WORK TO DO: Transcribe the records exactly. Pictures do not belong in the transcription.

[Extracted records]
# # # # # # #
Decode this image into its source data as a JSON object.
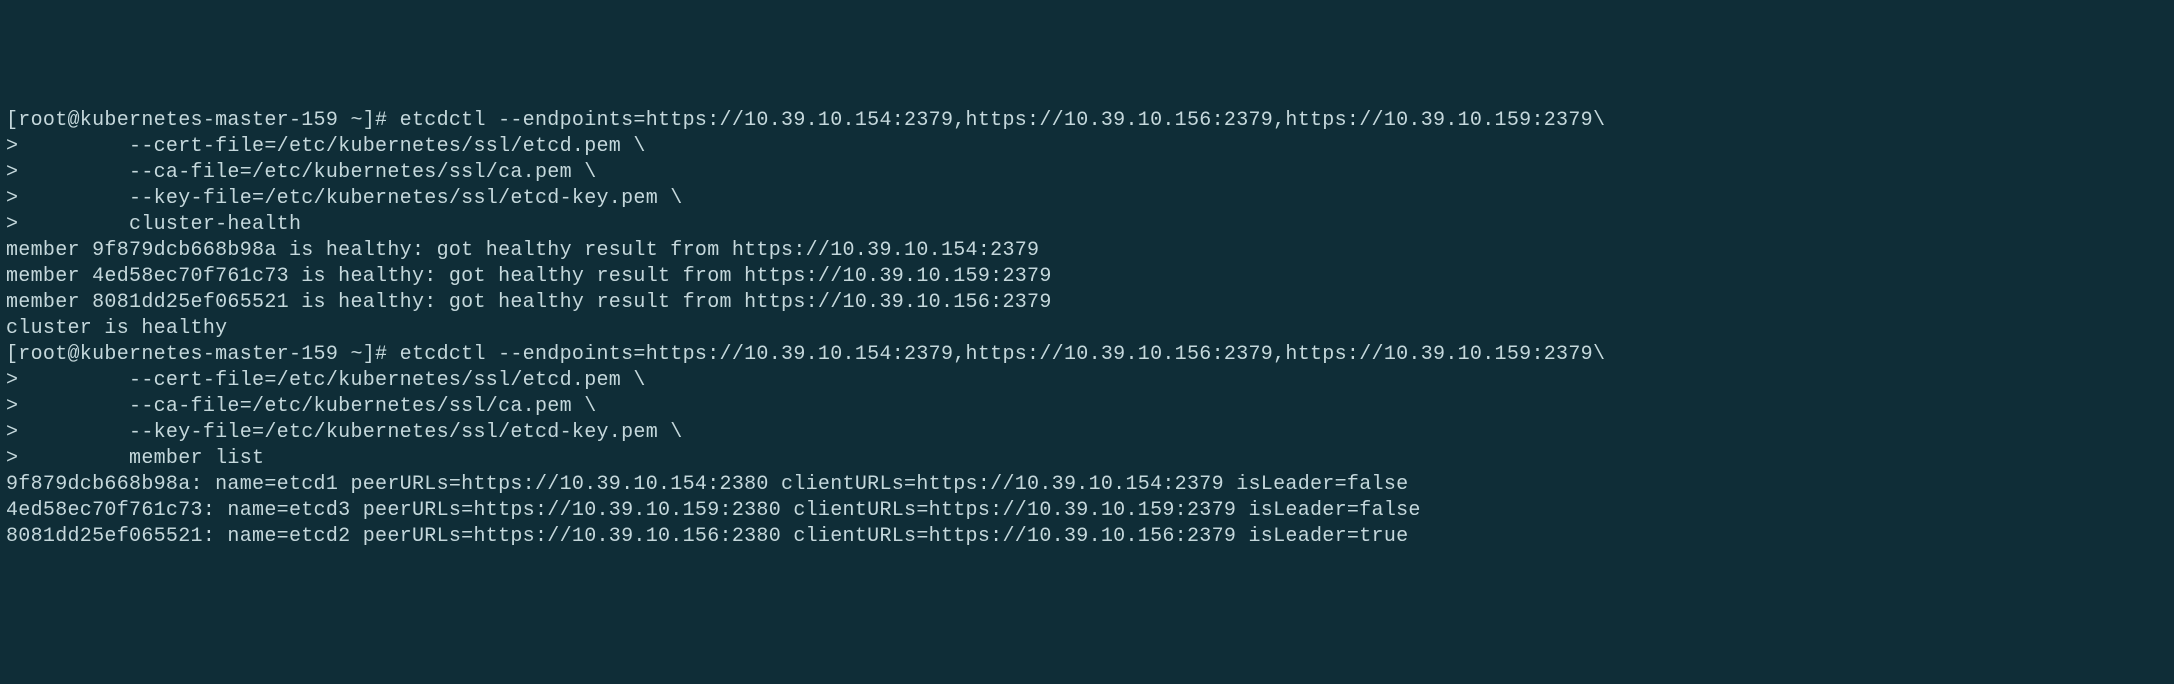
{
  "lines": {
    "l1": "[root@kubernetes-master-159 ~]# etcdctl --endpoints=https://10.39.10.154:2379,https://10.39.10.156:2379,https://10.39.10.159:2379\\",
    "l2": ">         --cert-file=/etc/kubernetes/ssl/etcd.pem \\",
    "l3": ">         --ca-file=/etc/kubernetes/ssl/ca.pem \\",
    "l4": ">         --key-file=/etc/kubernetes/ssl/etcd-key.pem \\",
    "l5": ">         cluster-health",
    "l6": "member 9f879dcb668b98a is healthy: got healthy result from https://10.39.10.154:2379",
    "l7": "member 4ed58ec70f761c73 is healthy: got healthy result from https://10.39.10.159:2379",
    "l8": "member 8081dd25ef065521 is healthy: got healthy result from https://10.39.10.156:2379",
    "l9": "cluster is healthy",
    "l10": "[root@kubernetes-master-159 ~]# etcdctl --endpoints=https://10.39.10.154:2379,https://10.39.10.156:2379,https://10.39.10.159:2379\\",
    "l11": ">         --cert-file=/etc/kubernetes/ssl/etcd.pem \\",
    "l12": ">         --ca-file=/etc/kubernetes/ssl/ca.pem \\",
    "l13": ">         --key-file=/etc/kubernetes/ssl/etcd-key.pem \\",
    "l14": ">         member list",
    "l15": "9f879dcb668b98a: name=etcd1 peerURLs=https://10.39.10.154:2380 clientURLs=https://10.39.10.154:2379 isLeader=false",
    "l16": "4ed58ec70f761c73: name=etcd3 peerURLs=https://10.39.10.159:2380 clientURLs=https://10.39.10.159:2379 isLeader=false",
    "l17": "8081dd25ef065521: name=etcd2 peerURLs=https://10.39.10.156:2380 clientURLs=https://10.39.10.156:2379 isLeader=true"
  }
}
# # # # # # #
RESPONSE FOR THIS EXERCISE:
Decode this image into its source data as a JSON object.
{
  "lines": {
    "l1": "[root@kubernetes-master-159 ~]# etcdctl --endpoints=https://10.39.10.154:2379,https://10.39.10.156:2379,https://10.39.10.159:2379\\",
    "l2": ">         --cert-file=/etc/kubernetes/ssl/etcd.pem \\",
    "l3": ">         --ca-file=/etc/kubernetes/ssl/ca.pem \\",
    "l4": ">         --key-file=/etc/kubernetes/ssl/etcd-key.pem \\",
    "l5": ">         cluster-health",
    "l6": "member 9f879dcb668b98a is healthy: got healthy result from https://10.39.10.154:2379",
    "l7": "member 4ed58ec70f761c73 is healthy: got healthy result from https://10.39.10.159:2379",
    "l8": "member 8081dd25ef065521 is healthy: got healthy result from https://10.39.10.156:2379",
    "l9": "cluster is healthy",
    "l10": "[root@kubernetes-master-159 ~]# etcdctl --endpoints=https://10.39.10.154:2379,https://10.39.10.156:2379,https://10.39.10.159:2379\\",
    "l11": ">         --cert-file=/etc/kubernetes/ssl/etcd.pem \\",
    "l12": ">         --ca-file=/etc/kubernetes/ssl/ca.pem \\",
    "l13": ">         --key-file=/etc/kubernetes/ssl/etcd-key.pem \\",
    "l14": ">         member list",
    "l15": "9f879dcb668b98a: name=etcd1 peerURLs=https://10.39.10.154:2380 clientURLs=https://10.39.10.154:2379 isLeader=false",
    "l16": "4ed58ec70f761c73: name=etcd3 peerURLs=https://10.39.10.159:2380 clientURLs=https://10.39.10.159:2379 isLeader=false",
    "l17": "8081dd25ef065521: name=etcd2 peerURLs=https://10.39.10.156:2380 clientURLs=https://10.39.10.156:2379 isLeader=true"
  }
}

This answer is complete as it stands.